Exercise goal: Drop the images; return everything else in the listing below exactly.

** begin **

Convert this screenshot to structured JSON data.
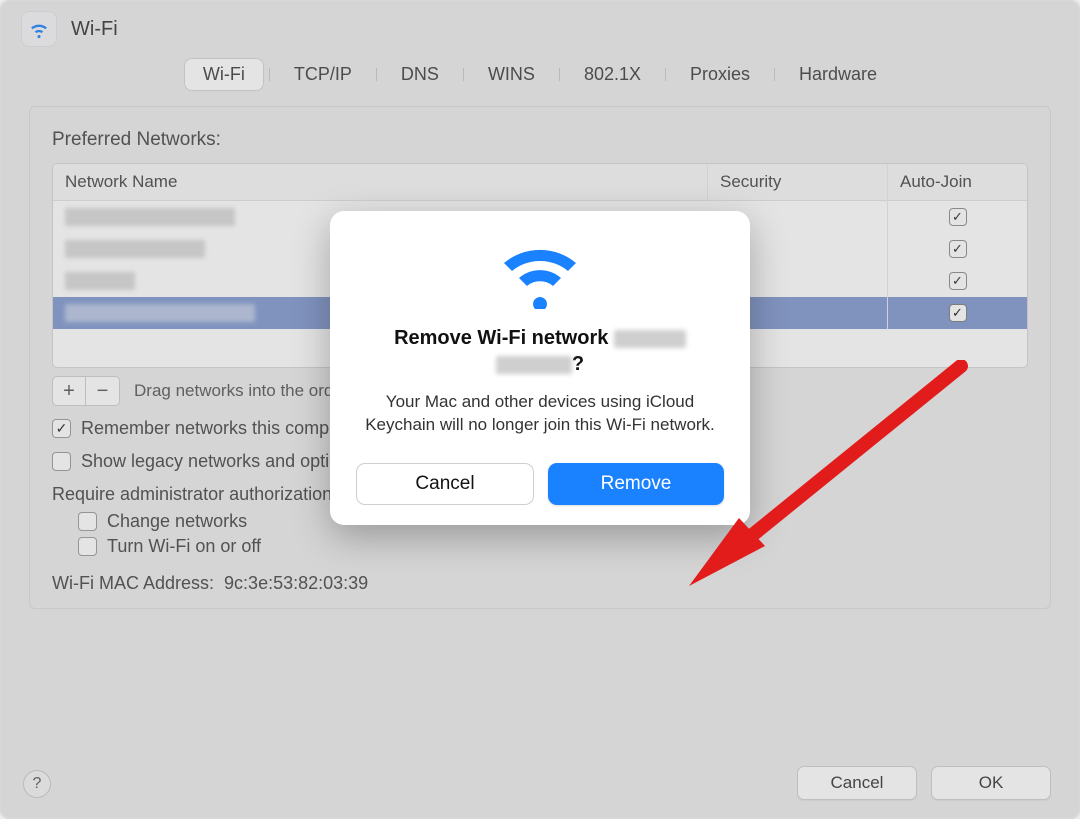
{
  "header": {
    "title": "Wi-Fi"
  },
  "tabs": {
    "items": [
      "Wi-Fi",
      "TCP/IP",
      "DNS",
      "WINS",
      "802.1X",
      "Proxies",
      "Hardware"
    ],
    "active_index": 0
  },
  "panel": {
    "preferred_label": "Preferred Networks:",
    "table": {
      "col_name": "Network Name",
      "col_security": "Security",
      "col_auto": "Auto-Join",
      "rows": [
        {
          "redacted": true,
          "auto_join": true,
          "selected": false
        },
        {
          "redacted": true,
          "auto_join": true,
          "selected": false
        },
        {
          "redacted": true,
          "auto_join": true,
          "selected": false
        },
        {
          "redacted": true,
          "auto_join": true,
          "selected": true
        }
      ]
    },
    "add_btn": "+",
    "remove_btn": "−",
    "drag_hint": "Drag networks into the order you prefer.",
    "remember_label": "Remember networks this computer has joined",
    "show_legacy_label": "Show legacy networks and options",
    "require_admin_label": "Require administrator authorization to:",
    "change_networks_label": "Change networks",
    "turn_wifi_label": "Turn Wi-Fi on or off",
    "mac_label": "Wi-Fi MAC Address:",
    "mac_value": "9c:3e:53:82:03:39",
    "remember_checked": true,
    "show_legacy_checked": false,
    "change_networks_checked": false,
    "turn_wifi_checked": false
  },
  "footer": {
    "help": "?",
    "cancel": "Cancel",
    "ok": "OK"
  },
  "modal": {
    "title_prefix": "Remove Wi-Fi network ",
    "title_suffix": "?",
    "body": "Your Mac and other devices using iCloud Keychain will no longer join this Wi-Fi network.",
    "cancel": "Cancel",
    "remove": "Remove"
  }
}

** end **

Answer for this exercise:
Convert this screenshot to structured JSON data.
{
  "header": {
    "title": "Wi-Fi"
  },
  "tabs": {
    "items": [
      "Wi-Fi",
      "TCP/IP",
      "DNS",
      "WINS",
      "802.1X",
      "Proxies",
      "Hardware"
    ],
    "active_index": 0
  },
  "panel": {
    "preferred_label": "Preferred Networks:",
    "table": {
      "col_name": "Network Name",
      "col_security": "Security",
      "col_auto": "Auto-Join",
      "rows": [
        {
          "redacted": true,
          "auto_join": true,
          "selected": false
        },
        {
          "redacted": true,
          "auto_join": true,
          "selected": false
        },
        {
          "redacted": true,
          "auto_join": true,
          "selected": false
        },
        {
          "redacted": true,
          "auto_join": true,
          "selected": true
        }
      ]
    },
    "add_btn": "+",
    "remove_btn": "−",
    "drag_hint": "Drag networks into the order you prefer.",
    "remember_label": "Remember networks this computer has joined",
    "show_legacy_label": "Show legacy networks and options",
    "require_admin_label": "Require administrator authorization to:",
    "change_networks_label": "Change networks",
    "turn_wifi_label": "Turn Wi-Fi on or off",
    "mac_label": "Wi-Fi MAC Address:",
    "mac_value": "9c:3e:53:82:03:39",
    "remember_checked": true,
    "show_legacy_checked": false,
    "change_networks_checked": false,
    "turn_wifi_checked": false
  },
  "footer": {
    "help": "?",
    "cancel": "Cancel",
    "ok": "OK"
  },
  "modal": {
    "title_prefix": "Remove Wi-Fi network ",
    "title_suffix": "?",
    "body": "Your Mac and other devices using iCloud Keychain will no longer join this Wi-Fi network.",
    "cancel": "Cancel",
    "remove": "Remove"
  }
}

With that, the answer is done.